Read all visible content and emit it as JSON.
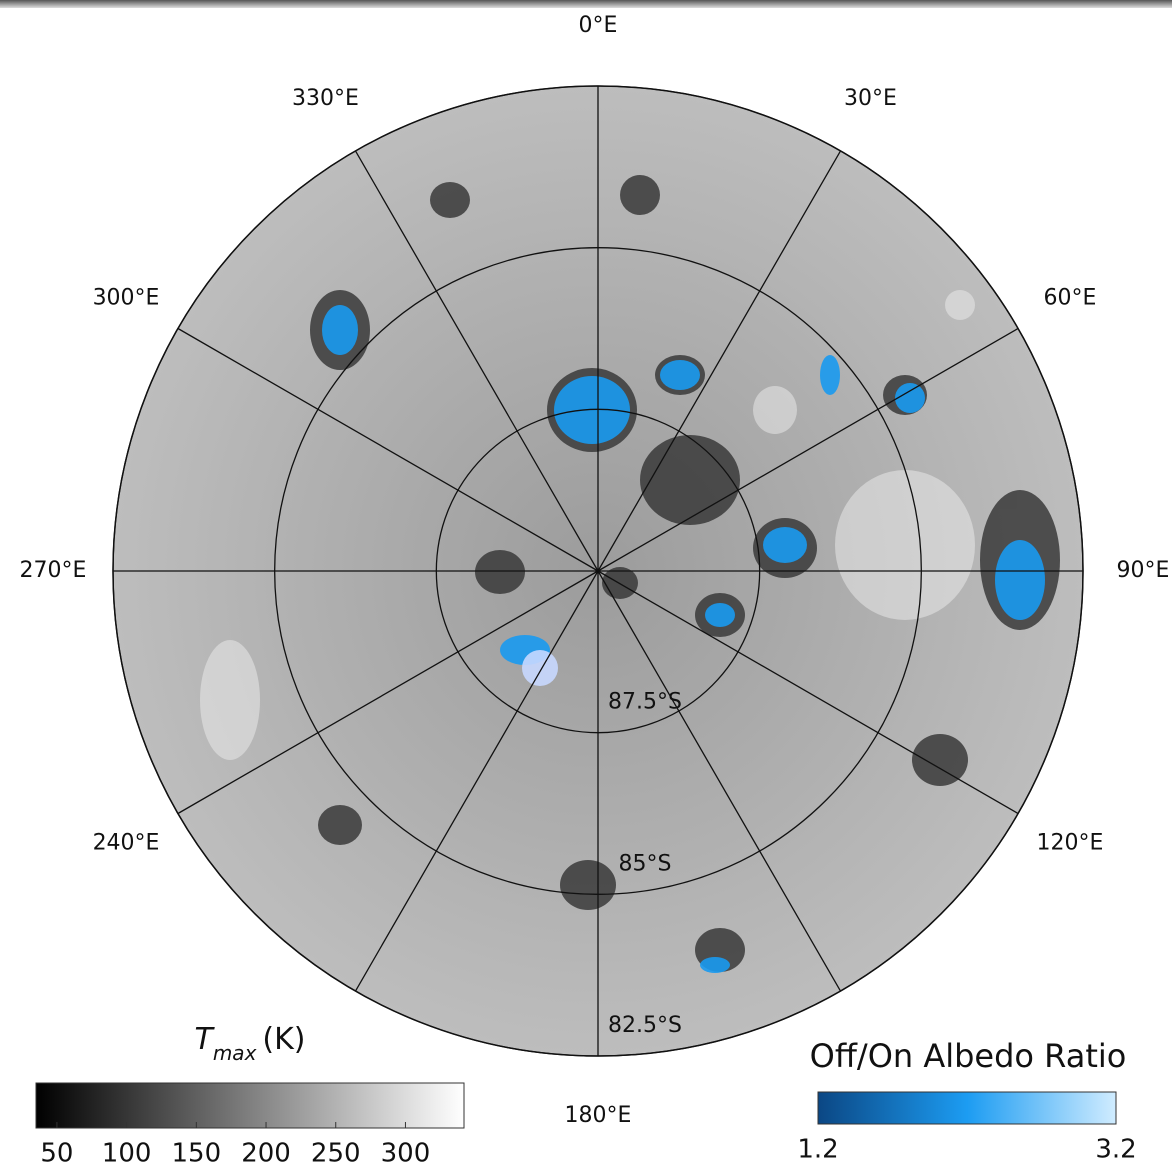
{
  "map": {
    "lon_labels": [
      {
        "value": 0,
        "label": "0°E"
      },
      {
        "value": 30,
        "label": "30°E"
      },
      {
        "value": 60,
        "label": "60°E"
      },
      {
        "value": 90,
        "label": "90°E"
      },
      {
        "value": 120,
        "label": "120°E"
      },
      {
        "value": 180,
        "label": "180°E"
      },
      {
        "value": 240,
        "label": "240°E"
      },
      {
        "value": 270,
        "label": "270°E"
      },
      {
        "value": 300,
        "label": "300°E"
      },
      {
        "value": 330,
        "label": "330°E"
      }
    ],
    "lat_limit": -82.5,
    "lat_circles": [
      {
        "value": -87.5,
        "label": "87.5°S"
      },
      {
        "value": -85,
        "label": "85°S"
      },
      {
        "value": -82.5,
        "label": "82.5°S"
      }
    ]
  },
  "colorbars": [
    {
      "title": "T",
      "title_sub": "max",
      "title_unit": "(K)",
      "lim": [
        35,
        342
      ],
      "ticks": [
        50,
        100,
        150,
        200,
        250,
        300
      ]
    },
    {
      "title": "Off/On Albedo Ratio",
      "lim": [
        1.2,
        3.2
      ],
      "ticks": [
        1.2,
        3.2
      ]
    }
  ]
}
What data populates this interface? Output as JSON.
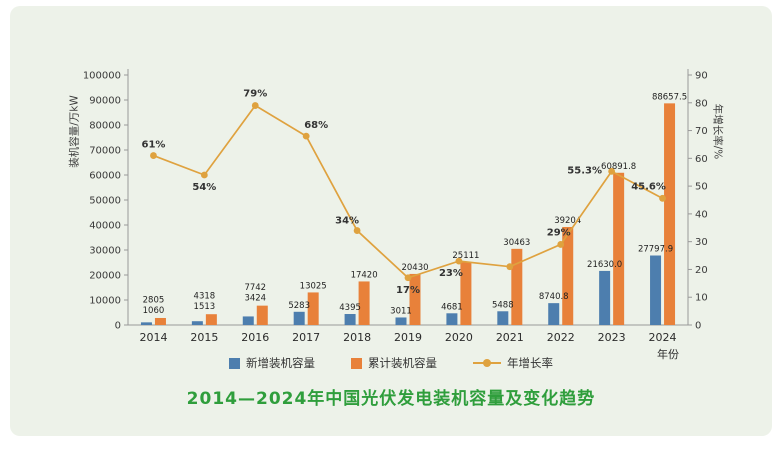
{
  "chart_data": {
    "type": "bar+line",
    "title": "2014—2024年中国光伏发电装机容量及变化趋势",
    "categories": [
      "2014",
      "2015",
      "2016",
      "2017",
      "2018",
      "2019",
      "2020",
      "2021",
      "2022",
      "2023",
      "2024"
    ],
    "series": [
      {
        "name": "新增装机容量",
        "type": "bar",
        "color": "#4d7eae",
        "axis": "left",
        "values": [
          1060,
          1513,
          3424,
          5283,
          4395,
          3011,
          4681,
          5488,
          8740.8,
          21630.0,
          27797.9
        ],
        "labels": [
          "1060",
          "1513",
          "3424",
          "5283",
          "4395",
          "3011",
          "4681",
          "5488",
          "8740.8",
          "21630.0",
          "27797.9"
        ]
      },
      {
        "name": "累计装机容量",
        "type": "bar",
        "color": "#e8813a",
        "axis": "left",
        "values": [
          2805,
          4318,
          7742,
          13025,
          17420,
          20430,
          25111,
          30463,
          39204,
          60891.8,
          88657.5
        ],
        "labels": [
          "2805",
          "4318",
          "7742",
          "13025",
          "17420",
          "20430",
          "25111",
          "30463",
          "39204",
          "60891.8",
          "88657.5"
        ]
      },
      {
        "name": "年增长率",
        "type": "line",
        "color": "#dfa23f",
        "axis": "right",
        "values": [
          61,
          54,
          79,
          68,
          34,
          17,
          23,
          21,
          29,
          55.3,
          45.6
        ],
        "labels": [
          "61%",
          "54%",
          "79%",
          "68%",
          "34%",
          "17%",
          "23%",
          "",
          "29%",
          "55.3%",
          "45.6%"
        ]
      }
    ],
    "left_axis": {
      "label": "装机容量/万kW",
      "min": 0,
      "max": 100000,
      "step": 10000
    },
    "right_axis": {
      "label": "年增长率/%",
      "min": 0,
      "max": 90,
      "step": 10
    },
    "x_axis": {
      "unit": "年份"
    },
    "legend_position": "bottom",
    "grid": false,
    "colors": {
      "title": "#2f9e3c",
      "background": "#edf2e9"
    }
  }
}
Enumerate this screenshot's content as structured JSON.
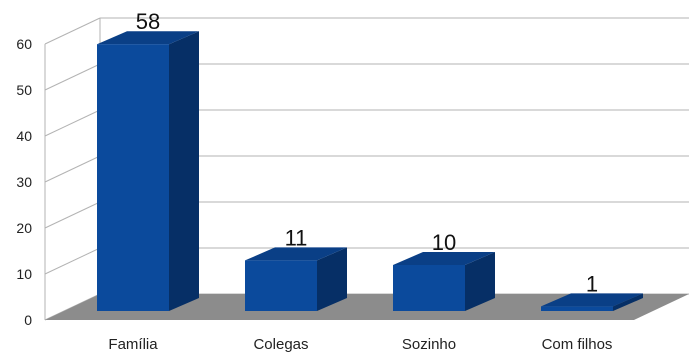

* * * * * * * * *

### Exercise brief
Exclude the images and reproduce the remaining data exactly.

### The output
Read all visible content and emit it as JSON.
{
  "map": {
    "lon_labels": [
      {
        "value": 0,
        "label": "0°E"
      },
      {
        "value": 30,
        "label": "30°E"
      },
      {
        "value": 60,
        "label": "60°E"
      },
      {
        "value": 90,
        "label": "90°E"
      },
      {
        "value": 120,
        "label": "120°E"
      },
      {
        "value": 180,
        "label": "180°E"
      },
      {
        "value": 240,
        "label": "240°E"
      },
      {
        "value": 270,
        "label": "270°E"
      },
      {
        "value": 300,
        "label": "300°E"
      },
      {
        "value": 330,
        "label": "330°E"
      }
    ],
    "lat_limit": -82.5,
    "lat_circles": [
      {
        "value": -87.5,
        "label": "87.5°S"
      },
      {
        "value": -85,
        "label": "85°S"
      },
      {
        "value": -82.5,
        "label": "82.5°S"
      }
    ]
  },
  "colorbars": [
    {
      "title": "T",
      "title_sub": "max",
      "title_unit": "(K)",
      "lim": [
        35,
        342
      ],
      "ticks": [
        50,
        100,
        150,
        200,
        250,
        300
      ]
    },
    {
      "title": "Off/On Albedo Ratio",
      "lim": [
        1.2,
        3.2
      ],
      "ticks": [
        1.2,
        3.2
      ]
    }
  ]
}
What data populates this interface? Output as JSON.
{
  "chart_data": {
    "type": "bar+line",
    "title": "2014—2024年中国光伏发电装机容量及变化趋势",
    "categories": [
      "2014",
      "2015",
      "2016",
      "2017",
      "2018",
      "2019",
      "2020",
      "2021",
      "2022",
      "2023",
      "2024"
    ],
    "series": [
      {
        "name": "新增装机容量",
        "type": "bar",
        "color": "#4d7eae",
        "axis": "left",
        "values": [
          1060,
          1513,
          3424,
          5283,
          4395,
          3011,
          4681,
          5488,
          8740.8,
          21630.0,
          27797.9
        ],
        "labels": [
          "1060",
          "1513",
          "3424",
          "5283",
          "4395",
          "3011",
          "4681",
          "5488",
          "8740.8",
          "21630.0",
          "27797.9"
        ]
      },
      {
        "name": "累计装机容量",
        "type": "bar",
        "color": "#e8813a",
        "axis": "left",
        "values": [
          2805,
          4318,
          7742,
          13025,
          17420,
          20430,
          25111,
          30463,
          39204,
          60891.8,
          88657.5
        ],
        "labels": [
          "2805",
          "4318",
          "7742",
          "13025",
          "17420",
          "20430",
          "25111",
          "30463",
          "39204",
          "60891.8",
          "88657.5"
        ]
      },
      {
        "name": "年增长率",
        "type": "line",
        "color": "#dfa23f",
        "axis": "right",
        "values": [
          61,
          54,
          79,
          68,
          34,
          17,
          23,
          21,
          29,
          55.3,
          45.6
        ],
        "labels": [
          "61%",
          "54%",
          "79%",
          "68%",
          "34%",
          "17%",
          "23%",
          "",
          "29%",
          "55.3%",
          "45.6%"
        ]
      }
    ],
    "left_axis": {
      "label": "装机容量/万kW",
      "min": 0,
      "max": 100000,
      "step": 10000
    },
    "right_axis": {
      "label": "年增长率/%",
      "min": 0,
      "max": 90,
      "step": 10
    },
    "x_axis": {
      "unit": "年份"
    },
    "legend_position": "bottom",
    "grid": false,
    "colors": {
      "title": "#2f9e3c",
      "background": "#edf2e9"
    }
  }
}
Enumerate this screenshot's content as structured JSON.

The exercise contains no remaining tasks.